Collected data
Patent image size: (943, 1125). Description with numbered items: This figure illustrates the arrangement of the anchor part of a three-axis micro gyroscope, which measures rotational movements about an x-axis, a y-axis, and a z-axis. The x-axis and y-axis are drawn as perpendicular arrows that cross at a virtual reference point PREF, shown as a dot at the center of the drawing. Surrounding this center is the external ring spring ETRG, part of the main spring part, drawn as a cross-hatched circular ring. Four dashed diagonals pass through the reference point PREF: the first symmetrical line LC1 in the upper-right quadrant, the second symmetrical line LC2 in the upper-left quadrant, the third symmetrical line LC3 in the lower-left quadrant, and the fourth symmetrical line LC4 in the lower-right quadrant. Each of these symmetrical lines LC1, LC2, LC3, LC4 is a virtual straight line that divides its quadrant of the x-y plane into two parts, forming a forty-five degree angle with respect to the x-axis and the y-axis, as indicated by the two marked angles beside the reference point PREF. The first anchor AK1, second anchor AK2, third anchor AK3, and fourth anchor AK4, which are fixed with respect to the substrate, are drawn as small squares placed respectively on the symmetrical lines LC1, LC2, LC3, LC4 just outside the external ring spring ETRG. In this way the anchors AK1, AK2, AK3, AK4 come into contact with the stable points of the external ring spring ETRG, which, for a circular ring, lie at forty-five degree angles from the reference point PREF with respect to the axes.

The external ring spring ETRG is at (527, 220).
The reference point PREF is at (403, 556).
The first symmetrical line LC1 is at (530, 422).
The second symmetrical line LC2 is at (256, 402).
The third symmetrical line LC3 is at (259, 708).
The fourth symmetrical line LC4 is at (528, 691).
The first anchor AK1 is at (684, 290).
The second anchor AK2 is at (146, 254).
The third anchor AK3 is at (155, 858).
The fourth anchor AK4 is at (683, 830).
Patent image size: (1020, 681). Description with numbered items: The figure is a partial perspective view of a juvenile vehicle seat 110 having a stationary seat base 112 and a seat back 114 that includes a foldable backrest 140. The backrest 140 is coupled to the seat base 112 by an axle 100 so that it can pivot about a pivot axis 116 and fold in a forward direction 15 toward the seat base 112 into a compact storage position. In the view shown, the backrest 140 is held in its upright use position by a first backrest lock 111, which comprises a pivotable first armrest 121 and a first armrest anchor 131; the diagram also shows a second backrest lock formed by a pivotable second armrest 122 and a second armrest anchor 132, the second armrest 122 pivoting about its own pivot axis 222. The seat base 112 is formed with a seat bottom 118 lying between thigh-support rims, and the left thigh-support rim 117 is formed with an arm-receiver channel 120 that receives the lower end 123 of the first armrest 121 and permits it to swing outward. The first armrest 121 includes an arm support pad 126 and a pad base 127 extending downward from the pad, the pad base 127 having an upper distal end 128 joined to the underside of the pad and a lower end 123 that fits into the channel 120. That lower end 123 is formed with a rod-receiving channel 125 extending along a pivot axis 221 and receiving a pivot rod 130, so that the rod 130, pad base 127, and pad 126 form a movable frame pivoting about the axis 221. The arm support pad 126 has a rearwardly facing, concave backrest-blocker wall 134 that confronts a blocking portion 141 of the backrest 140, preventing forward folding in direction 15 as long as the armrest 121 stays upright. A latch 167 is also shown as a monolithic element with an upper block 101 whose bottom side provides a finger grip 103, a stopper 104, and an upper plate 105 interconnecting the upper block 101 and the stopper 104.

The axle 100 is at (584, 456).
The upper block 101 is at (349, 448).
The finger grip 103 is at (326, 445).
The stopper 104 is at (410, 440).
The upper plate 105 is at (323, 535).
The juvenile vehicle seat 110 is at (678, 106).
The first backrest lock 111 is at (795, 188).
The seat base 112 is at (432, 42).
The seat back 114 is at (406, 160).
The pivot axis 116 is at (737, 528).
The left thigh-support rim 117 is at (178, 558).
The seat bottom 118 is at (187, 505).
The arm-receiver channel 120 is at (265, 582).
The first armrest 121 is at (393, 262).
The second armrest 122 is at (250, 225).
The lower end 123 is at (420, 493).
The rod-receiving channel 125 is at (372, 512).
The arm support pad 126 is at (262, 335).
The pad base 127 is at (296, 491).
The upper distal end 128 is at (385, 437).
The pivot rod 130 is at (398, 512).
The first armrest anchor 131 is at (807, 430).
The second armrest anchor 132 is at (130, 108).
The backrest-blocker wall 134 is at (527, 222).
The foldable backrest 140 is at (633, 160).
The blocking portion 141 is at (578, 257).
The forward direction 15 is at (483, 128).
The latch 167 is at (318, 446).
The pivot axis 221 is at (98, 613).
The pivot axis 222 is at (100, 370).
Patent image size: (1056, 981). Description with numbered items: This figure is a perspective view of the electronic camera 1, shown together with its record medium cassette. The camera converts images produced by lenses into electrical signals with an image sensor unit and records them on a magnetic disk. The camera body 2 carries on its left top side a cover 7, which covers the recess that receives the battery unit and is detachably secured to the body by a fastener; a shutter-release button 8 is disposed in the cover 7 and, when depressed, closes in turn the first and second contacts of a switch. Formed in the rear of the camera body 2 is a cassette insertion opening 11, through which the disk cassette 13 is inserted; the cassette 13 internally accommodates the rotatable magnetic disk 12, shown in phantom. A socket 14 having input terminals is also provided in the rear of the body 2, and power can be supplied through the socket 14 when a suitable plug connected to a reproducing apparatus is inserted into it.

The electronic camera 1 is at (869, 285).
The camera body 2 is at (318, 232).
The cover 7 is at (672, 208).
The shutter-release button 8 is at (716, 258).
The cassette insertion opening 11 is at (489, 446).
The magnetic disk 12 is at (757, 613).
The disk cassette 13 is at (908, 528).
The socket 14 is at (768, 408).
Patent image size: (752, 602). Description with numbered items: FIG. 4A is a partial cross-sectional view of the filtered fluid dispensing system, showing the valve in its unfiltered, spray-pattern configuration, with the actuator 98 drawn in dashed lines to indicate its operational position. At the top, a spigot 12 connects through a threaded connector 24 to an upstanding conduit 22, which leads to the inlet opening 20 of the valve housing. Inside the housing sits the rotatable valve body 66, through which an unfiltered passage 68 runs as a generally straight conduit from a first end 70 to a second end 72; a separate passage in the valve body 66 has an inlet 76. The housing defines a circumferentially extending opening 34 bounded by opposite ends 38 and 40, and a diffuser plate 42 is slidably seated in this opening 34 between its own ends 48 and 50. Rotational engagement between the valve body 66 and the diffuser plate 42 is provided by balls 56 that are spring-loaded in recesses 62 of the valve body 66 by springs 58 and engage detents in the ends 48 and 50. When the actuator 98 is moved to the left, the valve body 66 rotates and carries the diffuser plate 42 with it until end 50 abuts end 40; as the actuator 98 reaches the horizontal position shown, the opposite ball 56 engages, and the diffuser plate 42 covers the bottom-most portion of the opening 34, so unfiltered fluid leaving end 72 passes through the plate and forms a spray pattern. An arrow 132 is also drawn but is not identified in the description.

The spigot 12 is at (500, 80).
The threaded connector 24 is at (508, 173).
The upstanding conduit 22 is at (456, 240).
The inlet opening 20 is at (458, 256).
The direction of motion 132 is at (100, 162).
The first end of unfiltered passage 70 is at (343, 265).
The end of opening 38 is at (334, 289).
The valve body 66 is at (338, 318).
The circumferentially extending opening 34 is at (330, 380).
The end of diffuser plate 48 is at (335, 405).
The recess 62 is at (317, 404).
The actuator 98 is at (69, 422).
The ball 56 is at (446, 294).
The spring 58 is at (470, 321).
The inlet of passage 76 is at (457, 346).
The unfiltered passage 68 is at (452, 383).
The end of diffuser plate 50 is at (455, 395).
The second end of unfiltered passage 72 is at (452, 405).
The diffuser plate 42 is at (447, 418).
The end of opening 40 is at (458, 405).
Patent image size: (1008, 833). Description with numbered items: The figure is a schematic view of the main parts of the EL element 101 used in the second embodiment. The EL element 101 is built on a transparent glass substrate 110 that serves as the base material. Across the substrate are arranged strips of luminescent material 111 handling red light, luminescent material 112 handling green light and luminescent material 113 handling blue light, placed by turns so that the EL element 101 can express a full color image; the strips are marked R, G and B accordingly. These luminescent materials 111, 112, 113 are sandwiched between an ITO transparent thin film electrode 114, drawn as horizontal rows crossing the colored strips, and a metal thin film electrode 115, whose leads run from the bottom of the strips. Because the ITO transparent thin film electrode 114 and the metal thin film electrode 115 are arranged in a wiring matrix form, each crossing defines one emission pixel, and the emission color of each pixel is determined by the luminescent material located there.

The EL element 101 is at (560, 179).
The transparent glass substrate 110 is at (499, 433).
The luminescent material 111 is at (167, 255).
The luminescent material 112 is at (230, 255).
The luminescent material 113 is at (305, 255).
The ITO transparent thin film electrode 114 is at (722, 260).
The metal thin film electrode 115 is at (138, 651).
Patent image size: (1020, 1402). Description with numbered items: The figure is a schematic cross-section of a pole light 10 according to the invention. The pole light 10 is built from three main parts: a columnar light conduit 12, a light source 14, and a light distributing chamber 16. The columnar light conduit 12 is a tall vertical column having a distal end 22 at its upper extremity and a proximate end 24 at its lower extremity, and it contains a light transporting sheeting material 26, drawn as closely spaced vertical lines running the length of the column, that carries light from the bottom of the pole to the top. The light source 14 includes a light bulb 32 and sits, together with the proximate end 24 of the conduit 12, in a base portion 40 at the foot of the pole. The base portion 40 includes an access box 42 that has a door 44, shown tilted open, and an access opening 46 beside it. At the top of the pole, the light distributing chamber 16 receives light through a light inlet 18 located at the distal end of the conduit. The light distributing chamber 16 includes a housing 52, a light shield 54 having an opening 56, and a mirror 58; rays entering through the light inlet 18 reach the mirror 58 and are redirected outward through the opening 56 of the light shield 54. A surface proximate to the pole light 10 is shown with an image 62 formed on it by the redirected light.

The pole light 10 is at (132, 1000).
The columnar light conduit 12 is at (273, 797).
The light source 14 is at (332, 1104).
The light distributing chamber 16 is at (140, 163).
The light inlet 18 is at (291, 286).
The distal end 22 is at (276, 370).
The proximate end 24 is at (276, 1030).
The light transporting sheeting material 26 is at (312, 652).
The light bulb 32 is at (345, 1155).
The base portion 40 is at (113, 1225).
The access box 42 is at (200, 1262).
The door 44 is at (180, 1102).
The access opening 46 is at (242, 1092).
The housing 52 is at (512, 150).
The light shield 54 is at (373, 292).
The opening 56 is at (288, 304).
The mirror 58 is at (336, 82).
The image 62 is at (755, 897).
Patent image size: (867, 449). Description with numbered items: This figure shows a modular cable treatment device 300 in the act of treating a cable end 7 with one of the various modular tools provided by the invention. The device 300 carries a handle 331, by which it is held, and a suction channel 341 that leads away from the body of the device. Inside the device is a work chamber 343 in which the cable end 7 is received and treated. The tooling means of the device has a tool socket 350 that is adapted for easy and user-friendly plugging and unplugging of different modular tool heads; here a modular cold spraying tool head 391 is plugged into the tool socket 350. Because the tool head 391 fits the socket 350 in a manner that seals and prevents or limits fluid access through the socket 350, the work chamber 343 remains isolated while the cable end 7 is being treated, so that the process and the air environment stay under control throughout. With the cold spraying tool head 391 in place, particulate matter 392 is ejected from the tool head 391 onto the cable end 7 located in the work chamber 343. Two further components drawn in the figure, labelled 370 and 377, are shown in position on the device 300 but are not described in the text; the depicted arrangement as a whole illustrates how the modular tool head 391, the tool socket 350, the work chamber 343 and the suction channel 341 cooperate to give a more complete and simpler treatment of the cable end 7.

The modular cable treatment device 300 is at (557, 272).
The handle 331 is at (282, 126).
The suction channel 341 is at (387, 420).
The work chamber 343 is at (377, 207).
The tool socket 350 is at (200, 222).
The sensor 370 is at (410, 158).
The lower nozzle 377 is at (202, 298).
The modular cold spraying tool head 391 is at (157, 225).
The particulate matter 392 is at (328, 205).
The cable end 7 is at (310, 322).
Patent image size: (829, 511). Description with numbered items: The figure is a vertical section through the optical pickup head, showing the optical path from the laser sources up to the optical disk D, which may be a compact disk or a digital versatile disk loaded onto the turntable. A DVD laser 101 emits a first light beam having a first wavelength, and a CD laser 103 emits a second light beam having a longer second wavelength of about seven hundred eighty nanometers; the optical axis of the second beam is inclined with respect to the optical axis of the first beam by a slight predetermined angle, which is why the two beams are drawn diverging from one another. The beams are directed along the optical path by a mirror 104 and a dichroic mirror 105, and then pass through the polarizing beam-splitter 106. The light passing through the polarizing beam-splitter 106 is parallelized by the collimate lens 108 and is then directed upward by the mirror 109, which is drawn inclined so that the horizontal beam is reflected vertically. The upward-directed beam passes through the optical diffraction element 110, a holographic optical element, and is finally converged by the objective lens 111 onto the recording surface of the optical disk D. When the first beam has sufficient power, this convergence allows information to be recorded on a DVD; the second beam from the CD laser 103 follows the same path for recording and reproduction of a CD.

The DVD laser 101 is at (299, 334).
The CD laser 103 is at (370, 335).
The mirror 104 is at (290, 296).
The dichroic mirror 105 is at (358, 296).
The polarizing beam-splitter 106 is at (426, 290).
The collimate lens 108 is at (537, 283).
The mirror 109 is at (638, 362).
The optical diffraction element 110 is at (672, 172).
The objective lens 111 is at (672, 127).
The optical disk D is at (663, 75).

▶ **Written task**
Write out the lines from the one containing "Patent image size: (1008, 833)." through the one containing "The metal thin film electrode 115 is", reproducing each exactly.

▶ **Exercise solution**
Patent image size: (1008, 833). Description with numbered items: The figure is a schematic view of the main parts of the EL element 101 used in the second embodiment. The EL element 101 is built on a transparent glass substrate 110 that serves as the base material. Across the substrate are arranged strips of luminescent material 111 handling red light, luminescent material 112 handling green light and luminescent material 113 handling blue light, placed by turns so that the EL element 101 can express a full color image; the strips are marked R, G and B accordingly. These luminescent materials 111, 112, 113 are sandwiched between an ITO transparent thin film electrode 114, drawn as horizontal rows crossing the colored strips, and a metal thin film electrode 115, whose leads run from the bottom of the strips. Because the ITO transparent thin film electrode 114 and the metal thin film electrode 115 are arranged in a wiring matrix form, each crossing defines one emission pixel, and the emission color of each pixel is determined by the luminescent material located there.

The EL element 101 is at (560, 179).
The transparent glass substrate 110 is at (499, 433).
The luminescent material 111 is at (167, 255).
The luminescent material 112 is at (230, 255).
The luminescent material 113 is at (305, 255).
The ITO transparent thin film electrode 114 is at (722, 260).
The metal thin film electrode 115 is at (138, 651).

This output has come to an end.